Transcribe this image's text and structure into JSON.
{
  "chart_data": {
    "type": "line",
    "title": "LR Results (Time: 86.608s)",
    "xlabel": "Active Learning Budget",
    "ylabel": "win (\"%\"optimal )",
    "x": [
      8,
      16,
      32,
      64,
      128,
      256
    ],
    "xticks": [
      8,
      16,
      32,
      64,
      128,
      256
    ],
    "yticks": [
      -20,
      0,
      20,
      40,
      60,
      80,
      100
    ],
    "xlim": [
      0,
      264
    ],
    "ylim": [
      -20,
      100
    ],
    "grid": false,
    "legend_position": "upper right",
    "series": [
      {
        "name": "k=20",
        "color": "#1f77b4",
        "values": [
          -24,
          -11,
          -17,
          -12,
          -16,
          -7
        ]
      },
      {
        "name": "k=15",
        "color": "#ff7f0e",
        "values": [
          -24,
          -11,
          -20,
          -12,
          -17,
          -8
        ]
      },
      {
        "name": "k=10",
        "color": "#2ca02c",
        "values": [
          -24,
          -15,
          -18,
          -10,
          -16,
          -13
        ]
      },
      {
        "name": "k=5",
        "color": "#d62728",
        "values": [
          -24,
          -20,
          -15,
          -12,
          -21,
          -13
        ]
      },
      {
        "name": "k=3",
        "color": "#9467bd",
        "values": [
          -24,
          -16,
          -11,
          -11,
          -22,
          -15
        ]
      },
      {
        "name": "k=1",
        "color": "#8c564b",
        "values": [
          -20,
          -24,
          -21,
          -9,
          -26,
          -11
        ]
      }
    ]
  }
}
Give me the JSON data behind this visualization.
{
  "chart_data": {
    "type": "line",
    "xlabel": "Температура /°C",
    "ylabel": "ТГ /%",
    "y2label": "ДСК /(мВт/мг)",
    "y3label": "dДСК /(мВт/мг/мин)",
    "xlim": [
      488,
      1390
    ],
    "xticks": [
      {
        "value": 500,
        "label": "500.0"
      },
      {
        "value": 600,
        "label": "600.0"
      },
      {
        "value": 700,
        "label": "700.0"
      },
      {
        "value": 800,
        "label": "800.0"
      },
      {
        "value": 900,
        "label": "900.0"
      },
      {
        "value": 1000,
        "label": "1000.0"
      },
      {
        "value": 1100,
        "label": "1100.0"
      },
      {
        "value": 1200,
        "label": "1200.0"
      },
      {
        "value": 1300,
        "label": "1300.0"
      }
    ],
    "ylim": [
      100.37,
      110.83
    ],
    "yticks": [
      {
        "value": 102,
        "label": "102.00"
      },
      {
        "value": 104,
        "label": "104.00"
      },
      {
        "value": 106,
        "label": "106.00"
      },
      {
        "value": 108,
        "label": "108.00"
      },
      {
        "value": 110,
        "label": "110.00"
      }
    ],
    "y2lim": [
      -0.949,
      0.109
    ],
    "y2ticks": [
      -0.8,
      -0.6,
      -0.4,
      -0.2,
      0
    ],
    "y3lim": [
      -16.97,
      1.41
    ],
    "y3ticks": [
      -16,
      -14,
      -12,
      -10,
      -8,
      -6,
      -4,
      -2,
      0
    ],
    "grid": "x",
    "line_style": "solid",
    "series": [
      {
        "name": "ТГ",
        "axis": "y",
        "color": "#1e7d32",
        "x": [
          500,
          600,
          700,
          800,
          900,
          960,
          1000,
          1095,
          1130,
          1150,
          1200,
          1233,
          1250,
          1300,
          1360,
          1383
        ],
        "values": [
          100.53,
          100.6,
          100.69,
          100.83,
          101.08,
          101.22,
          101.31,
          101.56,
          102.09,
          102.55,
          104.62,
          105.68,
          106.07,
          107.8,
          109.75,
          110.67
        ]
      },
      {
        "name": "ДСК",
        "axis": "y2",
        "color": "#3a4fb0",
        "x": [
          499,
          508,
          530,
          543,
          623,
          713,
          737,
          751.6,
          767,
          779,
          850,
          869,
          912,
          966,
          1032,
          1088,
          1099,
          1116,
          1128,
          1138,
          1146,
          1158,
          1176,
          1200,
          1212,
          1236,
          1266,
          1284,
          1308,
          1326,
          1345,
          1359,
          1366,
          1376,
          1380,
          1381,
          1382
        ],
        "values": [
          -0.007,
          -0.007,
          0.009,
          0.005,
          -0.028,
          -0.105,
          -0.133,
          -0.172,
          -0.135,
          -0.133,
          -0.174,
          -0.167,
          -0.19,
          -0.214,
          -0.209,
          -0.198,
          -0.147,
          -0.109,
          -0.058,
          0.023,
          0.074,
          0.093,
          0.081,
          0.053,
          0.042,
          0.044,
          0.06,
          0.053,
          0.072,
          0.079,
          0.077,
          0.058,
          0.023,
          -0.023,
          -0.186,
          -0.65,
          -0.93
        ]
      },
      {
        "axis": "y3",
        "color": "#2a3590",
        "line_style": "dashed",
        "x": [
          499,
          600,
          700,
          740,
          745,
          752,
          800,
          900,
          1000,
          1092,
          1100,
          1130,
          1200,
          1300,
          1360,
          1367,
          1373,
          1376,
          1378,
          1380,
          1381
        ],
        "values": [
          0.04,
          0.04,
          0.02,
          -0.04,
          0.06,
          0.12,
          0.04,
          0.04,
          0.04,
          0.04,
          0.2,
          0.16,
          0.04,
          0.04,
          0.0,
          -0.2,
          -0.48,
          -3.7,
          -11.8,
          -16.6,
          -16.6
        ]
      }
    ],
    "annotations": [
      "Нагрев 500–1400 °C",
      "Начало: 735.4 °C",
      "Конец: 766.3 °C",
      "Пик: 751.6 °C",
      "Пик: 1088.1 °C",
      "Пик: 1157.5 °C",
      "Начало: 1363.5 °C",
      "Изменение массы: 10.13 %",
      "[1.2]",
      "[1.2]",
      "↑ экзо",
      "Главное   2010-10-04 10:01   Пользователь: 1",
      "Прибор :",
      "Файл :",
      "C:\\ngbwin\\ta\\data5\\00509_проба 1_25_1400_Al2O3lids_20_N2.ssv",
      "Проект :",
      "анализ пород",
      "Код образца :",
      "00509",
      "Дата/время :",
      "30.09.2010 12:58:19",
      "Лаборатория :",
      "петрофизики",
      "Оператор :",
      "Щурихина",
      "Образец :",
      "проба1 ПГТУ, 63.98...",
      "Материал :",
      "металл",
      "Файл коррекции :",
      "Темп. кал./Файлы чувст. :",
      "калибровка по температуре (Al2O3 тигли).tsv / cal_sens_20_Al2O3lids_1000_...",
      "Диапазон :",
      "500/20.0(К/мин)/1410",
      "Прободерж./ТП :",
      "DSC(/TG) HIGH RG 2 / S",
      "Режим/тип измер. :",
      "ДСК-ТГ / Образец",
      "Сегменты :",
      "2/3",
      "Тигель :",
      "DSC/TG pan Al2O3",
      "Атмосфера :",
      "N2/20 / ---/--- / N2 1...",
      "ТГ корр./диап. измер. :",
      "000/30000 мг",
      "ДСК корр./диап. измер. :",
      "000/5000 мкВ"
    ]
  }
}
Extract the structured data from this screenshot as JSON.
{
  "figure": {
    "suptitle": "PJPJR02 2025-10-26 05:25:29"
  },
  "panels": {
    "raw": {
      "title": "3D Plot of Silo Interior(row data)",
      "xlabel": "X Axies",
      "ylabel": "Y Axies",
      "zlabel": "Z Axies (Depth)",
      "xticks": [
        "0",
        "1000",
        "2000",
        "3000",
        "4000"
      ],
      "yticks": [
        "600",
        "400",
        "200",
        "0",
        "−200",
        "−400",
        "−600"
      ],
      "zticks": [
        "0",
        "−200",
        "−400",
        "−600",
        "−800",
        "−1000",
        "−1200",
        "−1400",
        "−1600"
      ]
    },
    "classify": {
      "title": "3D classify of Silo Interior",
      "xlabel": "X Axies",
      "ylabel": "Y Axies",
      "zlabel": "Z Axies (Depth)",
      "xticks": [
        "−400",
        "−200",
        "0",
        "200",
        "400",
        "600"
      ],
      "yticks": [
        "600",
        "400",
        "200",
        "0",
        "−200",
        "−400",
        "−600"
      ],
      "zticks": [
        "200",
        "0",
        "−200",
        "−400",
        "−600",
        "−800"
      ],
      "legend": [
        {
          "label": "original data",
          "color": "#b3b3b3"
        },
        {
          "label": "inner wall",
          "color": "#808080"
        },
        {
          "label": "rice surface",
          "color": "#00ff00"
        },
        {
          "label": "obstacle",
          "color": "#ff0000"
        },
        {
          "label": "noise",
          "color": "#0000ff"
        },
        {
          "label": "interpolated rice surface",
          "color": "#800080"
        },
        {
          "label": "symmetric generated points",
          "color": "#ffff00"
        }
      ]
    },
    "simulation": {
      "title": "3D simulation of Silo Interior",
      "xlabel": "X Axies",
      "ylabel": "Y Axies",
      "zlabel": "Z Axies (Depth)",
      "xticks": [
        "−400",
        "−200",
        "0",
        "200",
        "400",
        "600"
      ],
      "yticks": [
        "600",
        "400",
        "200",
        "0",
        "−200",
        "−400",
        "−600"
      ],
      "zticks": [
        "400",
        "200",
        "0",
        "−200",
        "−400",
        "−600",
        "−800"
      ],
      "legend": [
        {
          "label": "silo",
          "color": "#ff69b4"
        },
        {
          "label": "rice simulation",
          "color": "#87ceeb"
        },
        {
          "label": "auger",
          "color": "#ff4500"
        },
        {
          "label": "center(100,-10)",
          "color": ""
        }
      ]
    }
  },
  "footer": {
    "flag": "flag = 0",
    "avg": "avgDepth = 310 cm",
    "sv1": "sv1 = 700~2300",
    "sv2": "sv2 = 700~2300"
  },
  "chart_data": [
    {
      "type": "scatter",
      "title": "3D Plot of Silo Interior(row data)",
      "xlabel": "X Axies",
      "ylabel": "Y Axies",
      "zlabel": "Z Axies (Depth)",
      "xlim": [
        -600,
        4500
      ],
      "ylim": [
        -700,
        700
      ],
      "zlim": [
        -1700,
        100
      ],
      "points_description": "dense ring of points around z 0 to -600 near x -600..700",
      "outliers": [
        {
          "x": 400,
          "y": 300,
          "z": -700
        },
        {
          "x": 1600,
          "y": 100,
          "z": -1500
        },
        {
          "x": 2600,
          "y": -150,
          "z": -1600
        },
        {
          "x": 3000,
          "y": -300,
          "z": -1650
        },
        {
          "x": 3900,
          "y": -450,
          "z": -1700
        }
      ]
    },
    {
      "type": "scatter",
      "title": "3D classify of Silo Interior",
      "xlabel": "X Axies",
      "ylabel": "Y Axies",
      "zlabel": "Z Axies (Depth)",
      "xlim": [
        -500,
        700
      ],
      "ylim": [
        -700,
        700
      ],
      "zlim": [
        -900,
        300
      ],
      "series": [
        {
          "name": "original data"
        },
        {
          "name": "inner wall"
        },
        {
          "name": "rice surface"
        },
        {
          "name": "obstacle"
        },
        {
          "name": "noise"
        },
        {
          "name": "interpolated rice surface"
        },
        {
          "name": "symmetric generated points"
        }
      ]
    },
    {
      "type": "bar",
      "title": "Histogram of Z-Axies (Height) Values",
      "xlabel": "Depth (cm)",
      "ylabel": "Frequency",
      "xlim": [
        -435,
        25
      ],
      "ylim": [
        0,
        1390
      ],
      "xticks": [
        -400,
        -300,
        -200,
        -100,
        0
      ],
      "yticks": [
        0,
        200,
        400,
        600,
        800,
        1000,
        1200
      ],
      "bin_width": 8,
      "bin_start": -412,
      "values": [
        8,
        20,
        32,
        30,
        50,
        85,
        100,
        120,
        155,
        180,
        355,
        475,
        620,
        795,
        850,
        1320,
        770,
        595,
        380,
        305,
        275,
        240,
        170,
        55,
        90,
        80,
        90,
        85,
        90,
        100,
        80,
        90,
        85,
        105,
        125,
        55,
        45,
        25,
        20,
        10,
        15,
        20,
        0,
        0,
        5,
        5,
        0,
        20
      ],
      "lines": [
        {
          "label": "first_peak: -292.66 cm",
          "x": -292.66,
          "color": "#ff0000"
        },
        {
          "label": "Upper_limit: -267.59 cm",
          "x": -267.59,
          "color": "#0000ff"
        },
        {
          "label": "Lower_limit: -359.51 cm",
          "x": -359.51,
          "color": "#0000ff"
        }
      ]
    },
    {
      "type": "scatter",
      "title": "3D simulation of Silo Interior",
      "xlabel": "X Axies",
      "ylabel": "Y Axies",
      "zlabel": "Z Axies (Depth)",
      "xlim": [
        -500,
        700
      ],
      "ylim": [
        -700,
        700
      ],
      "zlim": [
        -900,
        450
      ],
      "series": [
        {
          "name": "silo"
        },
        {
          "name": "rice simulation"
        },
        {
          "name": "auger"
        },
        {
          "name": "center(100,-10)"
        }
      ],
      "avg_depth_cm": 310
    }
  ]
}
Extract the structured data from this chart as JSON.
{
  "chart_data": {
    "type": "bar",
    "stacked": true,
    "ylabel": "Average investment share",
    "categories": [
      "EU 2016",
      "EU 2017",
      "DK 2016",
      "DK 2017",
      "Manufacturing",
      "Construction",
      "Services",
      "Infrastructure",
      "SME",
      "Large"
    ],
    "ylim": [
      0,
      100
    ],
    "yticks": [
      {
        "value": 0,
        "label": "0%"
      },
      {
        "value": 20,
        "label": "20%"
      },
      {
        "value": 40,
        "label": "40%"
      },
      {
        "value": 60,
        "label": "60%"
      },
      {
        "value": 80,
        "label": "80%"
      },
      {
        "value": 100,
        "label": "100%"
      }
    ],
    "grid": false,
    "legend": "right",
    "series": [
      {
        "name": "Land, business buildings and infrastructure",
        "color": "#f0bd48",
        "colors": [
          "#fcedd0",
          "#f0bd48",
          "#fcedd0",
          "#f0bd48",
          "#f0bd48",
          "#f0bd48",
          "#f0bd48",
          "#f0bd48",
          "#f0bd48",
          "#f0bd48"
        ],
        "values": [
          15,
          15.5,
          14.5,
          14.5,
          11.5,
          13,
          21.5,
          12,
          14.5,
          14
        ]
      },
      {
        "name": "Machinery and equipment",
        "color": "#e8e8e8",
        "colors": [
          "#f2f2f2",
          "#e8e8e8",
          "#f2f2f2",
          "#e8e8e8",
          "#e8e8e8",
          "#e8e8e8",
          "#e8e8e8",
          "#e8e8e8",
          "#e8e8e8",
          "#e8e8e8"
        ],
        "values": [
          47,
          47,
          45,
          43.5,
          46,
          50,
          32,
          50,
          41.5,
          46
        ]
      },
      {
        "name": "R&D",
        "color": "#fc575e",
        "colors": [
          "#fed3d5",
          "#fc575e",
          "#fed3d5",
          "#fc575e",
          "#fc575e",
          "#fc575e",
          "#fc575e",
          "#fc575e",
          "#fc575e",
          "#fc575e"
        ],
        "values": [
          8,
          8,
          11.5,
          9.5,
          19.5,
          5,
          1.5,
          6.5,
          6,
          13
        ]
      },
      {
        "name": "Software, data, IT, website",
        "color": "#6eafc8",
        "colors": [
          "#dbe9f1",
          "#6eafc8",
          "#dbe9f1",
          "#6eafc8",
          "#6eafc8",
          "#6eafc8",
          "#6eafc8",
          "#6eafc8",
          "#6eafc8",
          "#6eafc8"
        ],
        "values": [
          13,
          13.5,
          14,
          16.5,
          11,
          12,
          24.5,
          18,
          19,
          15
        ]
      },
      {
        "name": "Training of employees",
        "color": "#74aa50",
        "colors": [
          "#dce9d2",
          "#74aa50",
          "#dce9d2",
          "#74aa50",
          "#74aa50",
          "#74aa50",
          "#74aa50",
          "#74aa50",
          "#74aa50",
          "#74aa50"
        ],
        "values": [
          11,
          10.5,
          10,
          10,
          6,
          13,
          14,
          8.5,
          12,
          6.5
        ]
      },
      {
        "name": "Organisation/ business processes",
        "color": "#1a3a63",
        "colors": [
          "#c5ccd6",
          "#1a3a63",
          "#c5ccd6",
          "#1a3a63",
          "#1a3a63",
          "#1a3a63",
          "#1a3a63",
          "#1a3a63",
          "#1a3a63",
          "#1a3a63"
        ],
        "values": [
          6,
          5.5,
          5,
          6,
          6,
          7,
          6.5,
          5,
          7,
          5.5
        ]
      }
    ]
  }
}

-=-=-

- _INSTRUCTIONS TO FOLLOW_
Pull every line containing the word "points" out of the material and copy it.

- _SOLUTION TO THE PROBLEM_
          "label": "symmetric generated points",
      "points_description": "dense ring of points around z 0 to -600 near x -600..700",
          "name": "symmetric generated points"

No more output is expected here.